Start RECORDED DATA
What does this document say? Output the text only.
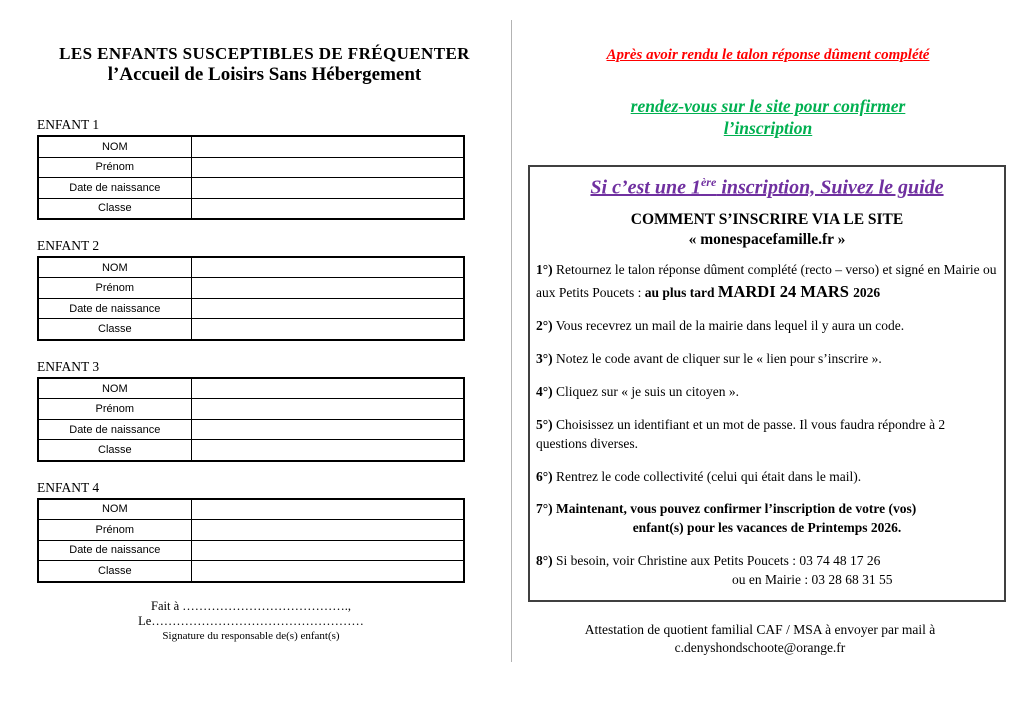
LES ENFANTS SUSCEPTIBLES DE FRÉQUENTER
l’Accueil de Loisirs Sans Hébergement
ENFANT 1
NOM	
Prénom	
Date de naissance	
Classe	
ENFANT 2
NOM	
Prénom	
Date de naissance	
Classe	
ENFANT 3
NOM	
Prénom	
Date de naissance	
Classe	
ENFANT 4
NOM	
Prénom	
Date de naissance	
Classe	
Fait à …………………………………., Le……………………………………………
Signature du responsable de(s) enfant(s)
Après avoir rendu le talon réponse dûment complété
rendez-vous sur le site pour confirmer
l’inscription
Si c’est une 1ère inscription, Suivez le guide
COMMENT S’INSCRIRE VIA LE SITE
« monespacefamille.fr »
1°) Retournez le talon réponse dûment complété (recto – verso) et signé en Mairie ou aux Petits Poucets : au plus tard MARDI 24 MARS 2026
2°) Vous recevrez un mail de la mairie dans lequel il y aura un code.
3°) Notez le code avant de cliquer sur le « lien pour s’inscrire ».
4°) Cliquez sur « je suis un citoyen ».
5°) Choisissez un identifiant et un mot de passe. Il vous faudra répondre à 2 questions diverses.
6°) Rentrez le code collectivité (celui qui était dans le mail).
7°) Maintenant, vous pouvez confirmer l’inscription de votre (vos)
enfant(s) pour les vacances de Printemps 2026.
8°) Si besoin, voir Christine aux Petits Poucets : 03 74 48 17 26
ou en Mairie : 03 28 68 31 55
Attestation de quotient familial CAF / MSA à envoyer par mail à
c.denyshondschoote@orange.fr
End RECORDED DATA
Start RECORDED DATA
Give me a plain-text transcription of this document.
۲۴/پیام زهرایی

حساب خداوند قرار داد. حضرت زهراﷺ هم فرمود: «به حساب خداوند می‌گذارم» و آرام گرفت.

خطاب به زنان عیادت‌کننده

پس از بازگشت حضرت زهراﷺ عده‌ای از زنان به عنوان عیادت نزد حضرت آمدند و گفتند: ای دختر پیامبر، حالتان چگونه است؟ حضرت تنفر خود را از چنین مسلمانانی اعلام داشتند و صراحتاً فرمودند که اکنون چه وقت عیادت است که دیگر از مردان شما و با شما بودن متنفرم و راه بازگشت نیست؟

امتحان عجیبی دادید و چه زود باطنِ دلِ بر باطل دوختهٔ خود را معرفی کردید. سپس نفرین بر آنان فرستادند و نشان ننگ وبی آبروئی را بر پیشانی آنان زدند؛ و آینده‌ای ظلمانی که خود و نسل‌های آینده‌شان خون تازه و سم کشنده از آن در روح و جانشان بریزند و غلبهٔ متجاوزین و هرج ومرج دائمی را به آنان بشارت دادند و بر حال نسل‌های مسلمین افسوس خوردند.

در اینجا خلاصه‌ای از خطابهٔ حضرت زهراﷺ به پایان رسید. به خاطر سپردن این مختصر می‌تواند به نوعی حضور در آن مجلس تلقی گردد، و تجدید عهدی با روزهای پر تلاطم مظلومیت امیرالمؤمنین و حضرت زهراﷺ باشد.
End RECORDED DATA
Start RECORDED DATA
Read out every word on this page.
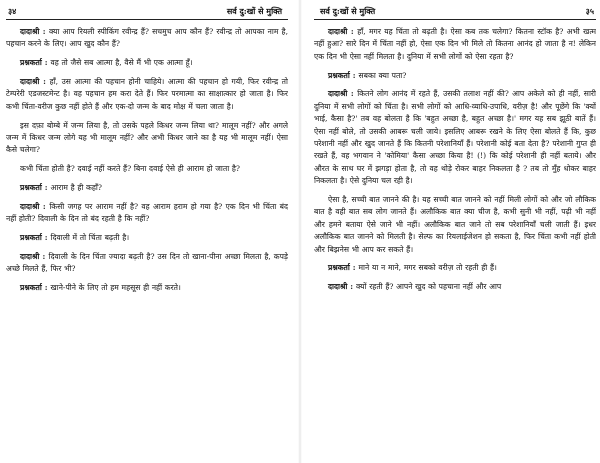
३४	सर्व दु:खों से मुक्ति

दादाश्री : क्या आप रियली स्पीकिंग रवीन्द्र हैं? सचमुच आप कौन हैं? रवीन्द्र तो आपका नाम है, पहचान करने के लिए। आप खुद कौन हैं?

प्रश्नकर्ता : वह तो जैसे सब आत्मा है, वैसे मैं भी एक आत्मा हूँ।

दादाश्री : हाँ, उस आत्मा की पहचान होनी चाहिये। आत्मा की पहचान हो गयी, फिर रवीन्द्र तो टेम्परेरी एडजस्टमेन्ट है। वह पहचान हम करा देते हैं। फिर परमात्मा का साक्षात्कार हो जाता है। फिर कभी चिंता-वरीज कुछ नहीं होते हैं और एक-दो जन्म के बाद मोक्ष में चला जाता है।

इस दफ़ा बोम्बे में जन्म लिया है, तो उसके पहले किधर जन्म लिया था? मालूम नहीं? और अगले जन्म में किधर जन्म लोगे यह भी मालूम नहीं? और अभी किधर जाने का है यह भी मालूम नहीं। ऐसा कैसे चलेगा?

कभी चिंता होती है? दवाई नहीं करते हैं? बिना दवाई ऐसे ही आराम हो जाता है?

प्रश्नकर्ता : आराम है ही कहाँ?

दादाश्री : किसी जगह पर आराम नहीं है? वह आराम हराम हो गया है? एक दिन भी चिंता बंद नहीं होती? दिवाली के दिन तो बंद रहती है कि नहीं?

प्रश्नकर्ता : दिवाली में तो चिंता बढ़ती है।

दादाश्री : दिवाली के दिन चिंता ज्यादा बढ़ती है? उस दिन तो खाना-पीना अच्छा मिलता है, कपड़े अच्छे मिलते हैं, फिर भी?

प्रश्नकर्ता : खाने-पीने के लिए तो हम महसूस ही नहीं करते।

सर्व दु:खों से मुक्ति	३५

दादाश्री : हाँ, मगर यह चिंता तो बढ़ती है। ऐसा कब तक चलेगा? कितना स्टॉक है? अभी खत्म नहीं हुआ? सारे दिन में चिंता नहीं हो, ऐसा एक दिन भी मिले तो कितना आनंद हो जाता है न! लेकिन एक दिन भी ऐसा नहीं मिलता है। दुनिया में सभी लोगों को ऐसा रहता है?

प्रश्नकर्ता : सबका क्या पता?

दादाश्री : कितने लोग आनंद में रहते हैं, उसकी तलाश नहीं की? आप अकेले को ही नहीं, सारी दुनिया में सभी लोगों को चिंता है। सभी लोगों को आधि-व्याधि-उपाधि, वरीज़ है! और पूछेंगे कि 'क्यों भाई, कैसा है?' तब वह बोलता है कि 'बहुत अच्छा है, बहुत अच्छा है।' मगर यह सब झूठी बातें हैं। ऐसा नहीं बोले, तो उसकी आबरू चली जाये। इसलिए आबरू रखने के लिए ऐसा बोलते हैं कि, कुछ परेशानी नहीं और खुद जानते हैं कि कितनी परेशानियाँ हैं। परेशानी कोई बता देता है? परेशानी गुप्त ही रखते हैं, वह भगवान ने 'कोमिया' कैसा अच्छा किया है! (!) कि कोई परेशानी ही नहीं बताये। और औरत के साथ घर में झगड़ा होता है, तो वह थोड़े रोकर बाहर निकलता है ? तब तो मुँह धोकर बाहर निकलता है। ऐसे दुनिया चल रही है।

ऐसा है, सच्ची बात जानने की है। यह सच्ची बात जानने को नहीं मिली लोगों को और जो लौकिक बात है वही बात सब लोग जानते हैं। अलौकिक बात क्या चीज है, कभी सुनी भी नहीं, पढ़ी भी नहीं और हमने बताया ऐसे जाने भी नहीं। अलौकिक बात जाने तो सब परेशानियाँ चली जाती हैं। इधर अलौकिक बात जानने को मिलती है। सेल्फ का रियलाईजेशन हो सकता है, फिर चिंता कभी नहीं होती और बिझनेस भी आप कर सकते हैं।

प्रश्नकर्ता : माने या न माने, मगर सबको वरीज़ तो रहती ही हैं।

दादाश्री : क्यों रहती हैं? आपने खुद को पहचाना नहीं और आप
End RECORDED DATA
◆ **TO BE DONE**: Where a line of the data holds "زهراﷺ", show that line.

◆ **RESPONSE TO THE EXERCISE**:
حساب خداوند قرار داد. حضرت زهراﷺ هم فرمود: «به حساب خداوند می‌گذارم» و آرام گرفت.
پس از بازگشت حضرت زهراﷺ عده‌ای از زنان به عنوان عیادت نزد حضرت آمدند و گفتند: ای دختر پیامبر، حالتان چگونه است؟ حضرت تنفر خود را از چنین مسلمانانی اعلام داشتند و صراحتاً فرمودند که اکنون چه وقت عیادت است که دیگر از مردان شما و با شما بودن متنفرم و راه بازگشت نیست؟
در اینجا خلاصه‌ای از خطابهٔ حضرت زهراﷺ به پایان رسید. به خاطر سپردن این مختصر می‌تواند به نوعی حضور در آن مجلس تلقی گردد، و تجدید عهدی با روزهای پر تلاطم مظلومیت امیرالمؤمنین و حضرت زهراﷺ باشد.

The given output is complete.